------ Entries

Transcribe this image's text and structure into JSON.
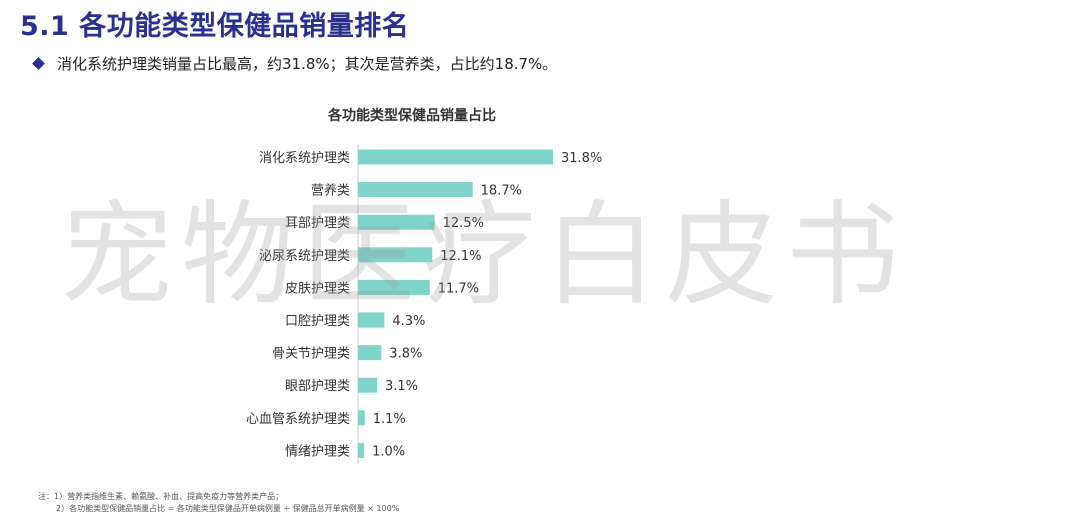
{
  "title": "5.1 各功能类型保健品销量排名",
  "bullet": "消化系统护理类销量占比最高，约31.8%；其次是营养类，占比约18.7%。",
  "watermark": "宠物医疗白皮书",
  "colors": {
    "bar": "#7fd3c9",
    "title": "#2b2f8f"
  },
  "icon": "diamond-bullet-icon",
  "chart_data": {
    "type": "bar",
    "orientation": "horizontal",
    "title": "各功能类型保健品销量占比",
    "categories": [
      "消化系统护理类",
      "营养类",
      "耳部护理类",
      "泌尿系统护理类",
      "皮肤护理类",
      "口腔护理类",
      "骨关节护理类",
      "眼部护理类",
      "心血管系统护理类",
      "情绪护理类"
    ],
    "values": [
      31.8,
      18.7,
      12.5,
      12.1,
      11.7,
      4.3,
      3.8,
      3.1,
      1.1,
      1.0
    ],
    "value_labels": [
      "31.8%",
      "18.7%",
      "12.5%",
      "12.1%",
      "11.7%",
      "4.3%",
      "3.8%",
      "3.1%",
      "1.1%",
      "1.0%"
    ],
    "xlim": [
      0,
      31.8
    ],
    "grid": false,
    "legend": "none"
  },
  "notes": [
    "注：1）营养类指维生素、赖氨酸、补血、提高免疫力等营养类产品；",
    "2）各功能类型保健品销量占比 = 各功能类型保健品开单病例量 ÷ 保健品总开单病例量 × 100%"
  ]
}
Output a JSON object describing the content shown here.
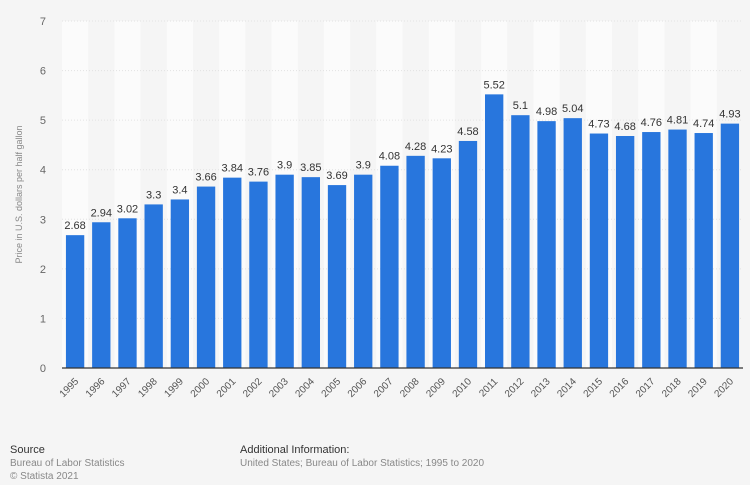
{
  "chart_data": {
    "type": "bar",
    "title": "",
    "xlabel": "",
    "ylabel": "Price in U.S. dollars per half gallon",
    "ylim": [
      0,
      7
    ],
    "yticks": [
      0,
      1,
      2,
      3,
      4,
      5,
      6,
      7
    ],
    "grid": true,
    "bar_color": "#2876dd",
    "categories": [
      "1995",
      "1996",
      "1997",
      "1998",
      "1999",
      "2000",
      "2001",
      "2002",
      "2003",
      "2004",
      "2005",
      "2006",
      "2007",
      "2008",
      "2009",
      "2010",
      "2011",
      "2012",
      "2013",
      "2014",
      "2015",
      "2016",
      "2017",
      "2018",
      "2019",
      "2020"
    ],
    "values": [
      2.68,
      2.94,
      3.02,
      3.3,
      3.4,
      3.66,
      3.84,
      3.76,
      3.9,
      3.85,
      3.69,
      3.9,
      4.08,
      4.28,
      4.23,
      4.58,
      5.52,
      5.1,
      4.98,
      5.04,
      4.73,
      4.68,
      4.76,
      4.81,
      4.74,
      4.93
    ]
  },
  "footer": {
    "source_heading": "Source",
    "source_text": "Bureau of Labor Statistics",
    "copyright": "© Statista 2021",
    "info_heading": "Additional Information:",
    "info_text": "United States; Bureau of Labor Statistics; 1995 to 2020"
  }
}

------------

Instructions for the task — Write out each entry exactly as given, omitting any picture.

Exercise answer —
Transcribe this image's text and structure into JSON.
{
  "title": "5.1 各功能类型保健品销量排名",
  "bullet": "消化系统护理类销量占比最高，约31.8%；其次是营养类，占比约18.7%。",
  "watermark": "宠物医疗白皮书",
  "colors": {
    "bar": "#7fd3c9",
    "title": "#2b2f8f"
  },
  "icon": "diamond-bullet-icon",
  "chart_data": {
    "type": "bar",
    "orientation": "horizontal",
    "title": "各功能类型保健品销量占比",
    "categories": [
      "消化系统护理类",
      "营养类",
      "耳部护理类",
      "泌尿系统护理类",
      "皮肤护理类",
      "口腔护理类",
      "骨关节护理类",
      "眼部护理类",
      "心血管系统护理类",
      "情绪护理类"
    ],
    "values": [
      31.8,
      18.7,
      12.5,
      12.1,
      11.7,
      4.3,
      3.8,
      3.1,
      1.1,
      1.0
    ],
    "value_labels": [
      "31.8%",
      "18.7%",
      "12.5%",
      "12.1%",
      "11.7%",
      "4.3%",
      "3.8%",
      "3.1%",
      "1.1%",
      "1.0%"
    ],
    "xlim": [
      0,
      31.8
    ],
    "grid": false,
    "legend": "none"
  },
  "notes": [
    "注：1）营养类指维生素、赖氨酸、补血、提高免疫力等营养类产品；",
    "2）各功能类型保健品销量占比 = 各功能类型保健品开单病例量 ÷ 保健品总开单病例量 × 100%"
  ]
}
Output a JSON object describing the content shown here.
{
  "chart_data": {
    "type": "bar",
    "title": "",
    "xlabel": "",
    "ylabel": "Price in U.S. dollars per half gallon",
    "ylim": [
      0,
      7
    ],
    "yticks": [
      0,
      1,
      2,
      3,
      4,
      5,
      6,
      7
    ],
    "grid": true,
    "bar_color": "#2876dd",
    "categories": [
      "1995",
      "1996",
      "1997",
      "1998",
      "1999",
      "2000",
      "2001",
      "2002",
      "2003",
      "2004",
      "2005",
      "2006",
      "2007",
      "2008",
      "2009",
      "2010",
      "2011",
      "2012",
      "2013",
      "2014",
      "2015",
      "2016",
      "2017",
      "2018",
      "2019",
      "2020"
    ],
    "values": [
      2.68,
      2.94,
      3.02,
      3.3,
      3.4,
      3.66,
      3.84,
      3.76,
      3.9,
      3.85,
      3.69,
      3.9,
      4.08,
      4.28,
      4.23,
      4.58,
      5.52,
      5.1,
      4.98,
      5.04,
      4.73,
      4.68,
      4.76,
      4.81,
      4.74,
      4.93
    ]
  },
  "footer": {
    "source_heading": "Source",
    "source_text": "Bureau of Labor Statistics",
    "copyright": "© Statista 2021",
    "info_heading": "Additional Information:",
    "info_text": "United States; Bureau of Labor Statistics; 1995 to 2020"
  }
}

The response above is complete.